• WHAT NEEDS TO BE DONE: Give all of the lines again exactly as they read.

• SOURCE MATERIAL:
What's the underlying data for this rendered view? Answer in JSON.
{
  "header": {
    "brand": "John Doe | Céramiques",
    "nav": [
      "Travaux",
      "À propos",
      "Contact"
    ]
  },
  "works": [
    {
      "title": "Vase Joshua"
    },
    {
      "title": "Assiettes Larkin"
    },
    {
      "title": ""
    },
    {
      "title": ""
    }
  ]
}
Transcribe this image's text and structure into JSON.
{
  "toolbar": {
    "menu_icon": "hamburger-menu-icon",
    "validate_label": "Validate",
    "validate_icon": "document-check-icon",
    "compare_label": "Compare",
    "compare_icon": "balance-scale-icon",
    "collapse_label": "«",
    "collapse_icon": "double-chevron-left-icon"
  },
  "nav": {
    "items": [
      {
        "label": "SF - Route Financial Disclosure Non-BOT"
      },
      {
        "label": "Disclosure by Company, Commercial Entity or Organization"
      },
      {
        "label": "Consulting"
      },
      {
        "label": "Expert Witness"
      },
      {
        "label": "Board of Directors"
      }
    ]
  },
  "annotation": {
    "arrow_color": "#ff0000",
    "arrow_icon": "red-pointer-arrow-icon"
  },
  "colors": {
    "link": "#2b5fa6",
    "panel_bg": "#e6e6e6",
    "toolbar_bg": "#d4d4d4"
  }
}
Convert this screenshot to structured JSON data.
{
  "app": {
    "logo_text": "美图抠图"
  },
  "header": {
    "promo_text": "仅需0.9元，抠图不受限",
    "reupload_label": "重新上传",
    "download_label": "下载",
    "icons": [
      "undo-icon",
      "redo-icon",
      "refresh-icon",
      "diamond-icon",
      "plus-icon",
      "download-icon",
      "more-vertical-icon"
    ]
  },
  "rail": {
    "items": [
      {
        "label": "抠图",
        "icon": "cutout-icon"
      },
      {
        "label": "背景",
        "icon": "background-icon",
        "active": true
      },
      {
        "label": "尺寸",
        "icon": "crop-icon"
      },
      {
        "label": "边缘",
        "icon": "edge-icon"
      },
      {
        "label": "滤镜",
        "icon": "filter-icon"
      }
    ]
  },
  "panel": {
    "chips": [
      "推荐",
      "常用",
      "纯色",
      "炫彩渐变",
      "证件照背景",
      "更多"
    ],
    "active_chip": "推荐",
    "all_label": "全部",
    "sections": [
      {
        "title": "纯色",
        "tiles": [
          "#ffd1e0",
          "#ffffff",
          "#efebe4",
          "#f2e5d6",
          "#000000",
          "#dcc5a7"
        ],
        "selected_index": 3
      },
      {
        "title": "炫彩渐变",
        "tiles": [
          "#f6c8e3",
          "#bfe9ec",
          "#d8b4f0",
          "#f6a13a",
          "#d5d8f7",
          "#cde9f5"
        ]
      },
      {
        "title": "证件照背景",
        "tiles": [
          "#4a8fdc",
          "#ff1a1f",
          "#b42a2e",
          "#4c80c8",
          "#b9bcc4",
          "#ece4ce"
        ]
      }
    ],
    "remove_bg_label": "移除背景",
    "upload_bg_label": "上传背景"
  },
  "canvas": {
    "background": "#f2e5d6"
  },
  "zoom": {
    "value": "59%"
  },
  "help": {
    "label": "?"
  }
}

• ANSWER BELOW:
What's the underlying data for this rendered view? Answer in JSON.
{
  "header": {
    "brand": "John Doe | Céramiques",
    "nav": [
      "Travaux",
      "À propos",
      "Contact"
    ]
  },
  "works": [
    {
      "title": "Vase Joshua"
    },
    {
      "title": "Assiettes Larkin"
    },
    {
      "title": ""
    },
    {
      "title": ""
    }
  ]
}
Transcribe this image's text and structure into JSON.
{
  "toolbar": {
    "menu_icon": "hamburger-menu-icon",
    "validate_label": "Validate",
    "validate_icon": "document-check-icon",
    "compare_label": "Compare",
    "compare_icon": "balance-scale-icon",
    "collapse_label": "«",
    "collapse_icon": "double-chevron-left-icon"
  },
  "nav": {
    "items": [
      {
        "label": "SF - Route Financial Disclosure Non-BOT"
      },
      {
        "label": "Disclosure by Company, Commercial Entity or Organization"
      },
      {
        "label": "Consulting"
      },
      {
        "label": "Expert Witness"
      },
      {
        "label": "Board of Directors"
      }
    ]
  },
  "annotation": {
    "arrow_color": "#ff0000",
    "arrow_icon": "red-pointer-arrow-icon"
  },
  "colors": {
    "link": "#2b5fa6",
    "panel_bg": "#e6e6e6",
    "toolbar_bg": "#d4d4d4"
  }
}
Convert this screenshot to structured JSON data.
{
  "app": {
    "logo_text": "美图抠图"
  },
  "header": {
    "promo_text": "仅需0.9元，抠图不受限",
    "reupload_label": "重新上传",
    "download_label": "下载",
    "icons": [
      "undo-icon",
      "redo-icon",
      "refresh-icon",
      "diamond-icon",
      "plus-icon",
      "download-icon",
      "more-vertical-icon"
    ]
  },
  "rail": {
    "items": [
      {
        "label": "抠图",
        "icon": "cutout-icon"
      },
      {
        "label": "背景",
        "icon": "background-icon",
        "active": true
      },
      {
        "label": "尺寸",
        "icon": "crop-icon"
      },
      {
        "label": "边缘",
        "icon": "edge-icon"
      },
      {
        "label": "滤镜",
        "icon": "filter-icon"
      }
    ]
  },
  "panel": {
    "chips": [
      "推荐",
      "常用",
      "纯色",
      "炫彩渐变",
      "证件照背景",
      "更多"
    ],
    "active_chip": "推荐",
    "all_label": "全部",
    "sections": [
      {
        "title": "纯色",
        "tiles": [
          "#ffd1e0",
          "#ffffff",
          "#efebe4",
          "#f2e5d6",
          "#000000",
          "#dcc5a7"
        ],
        "selected_index": 3
      },
      {
        "title": "炫彩渐变",
        "tiles": [
          "#f6c8e3",
          "#bfe9ec",
          "#d8b4f0",
          "#f6a13a",
          "#d5d8f7",
          "#cde9f5"
        ]
      },
      {
        "title": "证件照背景",
        "tiles": [
          "#4a8fdc",
          "#ff1a1f",
          "#b42a2e",
          "#4c80c8",
          "#b9bcc4",
          "#ece4ce"
        ]
      }
    ],
    "remove_bg_label": "移除背景",
    "upload_bg_label": "上传背景"
  },
  "canvas": {
    "background": "#f2e5d6"
  },
  "zoom": {
    "value": "59%"
  },
  "help": {
    "label": "?"
  }
}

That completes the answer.